*REQUEST*. Search the data for the word "time". Reproduce every line where it is found.

*RAW RECORDS*.
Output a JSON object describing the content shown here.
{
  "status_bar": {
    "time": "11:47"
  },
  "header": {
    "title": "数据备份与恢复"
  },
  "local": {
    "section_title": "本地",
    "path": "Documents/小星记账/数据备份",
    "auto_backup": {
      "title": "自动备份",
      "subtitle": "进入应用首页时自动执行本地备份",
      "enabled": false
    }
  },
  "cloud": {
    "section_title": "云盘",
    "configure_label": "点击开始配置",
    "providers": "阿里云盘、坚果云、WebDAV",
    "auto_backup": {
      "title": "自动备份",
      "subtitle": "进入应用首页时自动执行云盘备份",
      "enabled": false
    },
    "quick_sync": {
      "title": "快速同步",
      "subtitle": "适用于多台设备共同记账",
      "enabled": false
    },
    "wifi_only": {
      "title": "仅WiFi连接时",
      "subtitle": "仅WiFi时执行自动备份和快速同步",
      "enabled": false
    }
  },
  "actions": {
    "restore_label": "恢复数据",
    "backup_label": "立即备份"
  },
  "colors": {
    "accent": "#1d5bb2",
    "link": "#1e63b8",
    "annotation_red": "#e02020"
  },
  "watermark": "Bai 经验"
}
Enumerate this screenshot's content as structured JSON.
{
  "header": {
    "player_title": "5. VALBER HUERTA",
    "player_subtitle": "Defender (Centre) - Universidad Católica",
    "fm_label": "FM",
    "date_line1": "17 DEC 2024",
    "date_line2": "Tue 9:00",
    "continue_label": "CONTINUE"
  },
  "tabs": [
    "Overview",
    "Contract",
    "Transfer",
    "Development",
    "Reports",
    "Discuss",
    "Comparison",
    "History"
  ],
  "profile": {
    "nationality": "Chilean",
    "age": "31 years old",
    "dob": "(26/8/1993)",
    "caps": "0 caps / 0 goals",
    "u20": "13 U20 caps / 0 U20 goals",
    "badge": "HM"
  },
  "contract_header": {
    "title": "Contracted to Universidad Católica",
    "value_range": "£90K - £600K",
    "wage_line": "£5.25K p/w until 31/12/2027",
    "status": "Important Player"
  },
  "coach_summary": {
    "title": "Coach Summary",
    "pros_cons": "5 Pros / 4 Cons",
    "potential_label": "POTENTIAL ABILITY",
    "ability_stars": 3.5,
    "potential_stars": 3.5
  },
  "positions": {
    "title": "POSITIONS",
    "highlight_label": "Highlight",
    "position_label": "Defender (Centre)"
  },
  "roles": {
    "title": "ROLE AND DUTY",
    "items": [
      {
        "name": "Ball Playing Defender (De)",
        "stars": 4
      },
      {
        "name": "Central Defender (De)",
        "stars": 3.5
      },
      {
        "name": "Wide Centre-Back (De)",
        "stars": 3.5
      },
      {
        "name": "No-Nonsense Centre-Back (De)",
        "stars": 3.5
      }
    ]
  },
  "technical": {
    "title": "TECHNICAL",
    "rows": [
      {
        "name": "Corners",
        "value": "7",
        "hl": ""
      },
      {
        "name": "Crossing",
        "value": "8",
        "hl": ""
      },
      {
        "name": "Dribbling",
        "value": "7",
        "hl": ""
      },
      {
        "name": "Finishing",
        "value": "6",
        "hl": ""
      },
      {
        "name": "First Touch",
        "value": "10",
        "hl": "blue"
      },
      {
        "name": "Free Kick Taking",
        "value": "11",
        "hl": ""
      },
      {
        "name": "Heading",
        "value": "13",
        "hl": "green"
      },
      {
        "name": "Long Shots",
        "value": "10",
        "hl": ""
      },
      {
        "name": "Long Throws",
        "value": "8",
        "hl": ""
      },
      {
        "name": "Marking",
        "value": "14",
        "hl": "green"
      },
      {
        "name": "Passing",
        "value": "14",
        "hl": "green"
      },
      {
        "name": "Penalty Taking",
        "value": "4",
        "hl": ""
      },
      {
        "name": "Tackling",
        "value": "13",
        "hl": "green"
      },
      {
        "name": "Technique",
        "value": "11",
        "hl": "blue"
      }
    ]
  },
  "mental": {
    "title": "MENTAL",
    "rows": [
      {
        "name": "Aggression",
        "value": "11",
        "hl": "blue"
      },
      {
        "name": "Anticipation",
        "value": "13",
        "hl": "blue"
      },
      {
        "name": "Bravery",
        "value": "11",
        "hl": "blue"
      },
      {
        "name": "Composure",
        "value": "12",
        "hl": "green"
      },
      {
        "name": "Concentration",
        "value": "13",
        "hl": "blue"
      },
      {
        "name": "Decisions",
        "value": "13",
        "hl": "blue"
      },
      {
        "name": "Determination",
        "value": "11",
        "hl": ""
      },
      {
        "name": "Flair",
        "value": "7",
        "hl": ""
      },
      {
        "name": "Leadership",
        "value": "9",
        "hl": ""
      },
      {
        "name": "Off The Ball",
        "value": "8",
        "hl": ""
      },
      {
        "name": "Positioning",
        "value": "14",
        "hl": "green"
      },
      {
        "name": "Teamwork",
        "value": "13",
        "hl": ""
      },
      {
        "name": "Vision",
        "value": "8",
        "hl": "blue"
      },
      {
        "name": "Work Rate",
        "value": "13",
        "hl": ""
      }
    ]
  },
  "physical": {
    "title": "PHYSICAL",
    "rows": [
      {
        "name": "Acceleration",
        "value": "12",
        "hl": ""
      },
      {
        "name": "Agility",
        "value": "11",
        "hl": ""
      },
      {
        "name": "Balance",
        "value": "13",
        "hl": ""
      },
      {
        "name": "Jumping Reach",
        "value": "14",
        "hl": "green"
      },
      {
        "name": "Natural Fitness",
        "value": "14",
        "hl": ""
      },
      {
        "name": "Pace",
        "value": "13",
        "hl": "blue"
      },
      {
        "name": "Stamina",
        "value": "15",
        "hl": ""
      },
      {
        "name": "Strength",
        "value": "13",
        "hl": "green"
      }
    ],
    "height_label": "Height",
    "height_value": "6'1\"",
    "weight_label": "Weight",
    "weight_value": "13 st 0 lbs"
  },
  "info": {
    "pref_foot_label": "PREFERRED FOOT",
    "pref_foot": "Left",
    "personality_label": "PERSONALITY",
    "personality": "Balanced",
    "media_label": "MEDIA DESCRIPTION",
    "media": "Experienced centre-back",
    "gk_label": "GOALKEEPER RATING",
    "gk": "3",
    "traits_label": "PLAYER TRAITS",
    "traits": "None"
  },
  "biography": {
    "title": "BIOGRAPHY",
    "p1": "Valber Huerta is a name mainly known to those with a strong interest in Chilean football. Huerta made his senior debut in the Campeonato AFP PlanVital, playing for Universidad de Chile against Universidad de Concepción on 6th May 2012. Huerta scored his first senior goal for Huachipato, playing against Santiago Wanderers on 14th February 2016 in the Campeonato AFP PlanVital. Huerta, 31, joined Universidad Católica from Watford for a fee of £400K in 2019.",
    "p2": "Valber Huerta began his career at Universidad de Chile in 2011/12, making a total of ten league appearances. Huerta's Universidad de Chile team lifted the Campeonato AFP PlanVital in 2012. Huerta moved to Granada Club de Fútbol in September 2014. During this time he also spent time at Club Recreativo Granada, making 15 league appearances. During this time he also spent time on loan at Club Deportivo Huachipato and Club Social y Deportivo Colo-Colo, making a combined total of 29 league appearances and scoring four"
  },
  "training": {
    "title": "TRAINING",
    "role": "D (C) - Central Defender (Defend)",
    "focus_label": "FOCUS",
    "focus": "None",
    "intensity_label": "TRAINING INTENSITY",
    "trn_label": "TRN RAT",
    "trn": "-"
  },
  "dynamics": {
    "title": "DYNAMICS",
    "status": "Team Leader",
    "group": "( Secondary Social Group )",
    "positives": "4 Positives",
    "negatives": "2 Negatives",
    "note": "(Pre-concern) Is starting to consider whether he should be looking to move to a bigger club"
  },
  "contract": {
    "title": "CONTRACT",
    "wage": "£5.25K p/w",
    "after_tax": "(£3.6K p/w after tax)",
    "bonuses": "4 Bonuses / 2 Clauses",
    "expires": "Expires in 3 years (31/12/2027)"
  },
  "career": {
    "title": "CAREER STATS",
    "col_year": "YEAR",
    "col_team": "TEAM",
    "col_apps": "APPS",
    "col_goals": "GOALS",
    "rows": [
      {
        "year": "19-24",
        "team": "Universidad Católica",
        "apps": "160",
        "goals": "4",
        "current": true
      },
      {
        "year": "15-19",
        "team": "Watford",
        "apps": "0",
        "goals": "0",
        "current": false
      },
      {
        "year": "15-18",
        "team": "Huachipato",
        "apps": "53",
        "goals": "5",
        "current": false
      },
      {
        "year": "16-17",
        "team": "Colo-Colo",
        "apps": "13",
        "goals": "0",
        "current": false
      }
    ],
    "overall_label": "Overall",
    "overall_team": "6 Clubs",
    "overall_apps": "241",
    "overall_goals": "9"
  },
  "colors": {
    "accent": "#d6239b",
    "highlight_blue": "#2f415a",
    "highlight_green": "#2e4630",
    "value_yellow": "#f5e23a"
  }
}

*RESULT*.
    "time": "11:47"
    "p2": "Valber Huerta began his career at Universidad de Chile in 2011/12, making a total of ten league appearances. Huerta's Universidad de Chile team lifted the Campeonato AFP PlanVital in 2012. Huerta moved to Granada Club de Fútbol in September 2014. During this time he also spent time at Club Recreativo Granada, making 15 league appearances. During this time he also spent time on loan at Club Deportivo Huachipato and Club Social y Deportivo Colo-Colo, making a combined total of 29 league appearances and scoring four"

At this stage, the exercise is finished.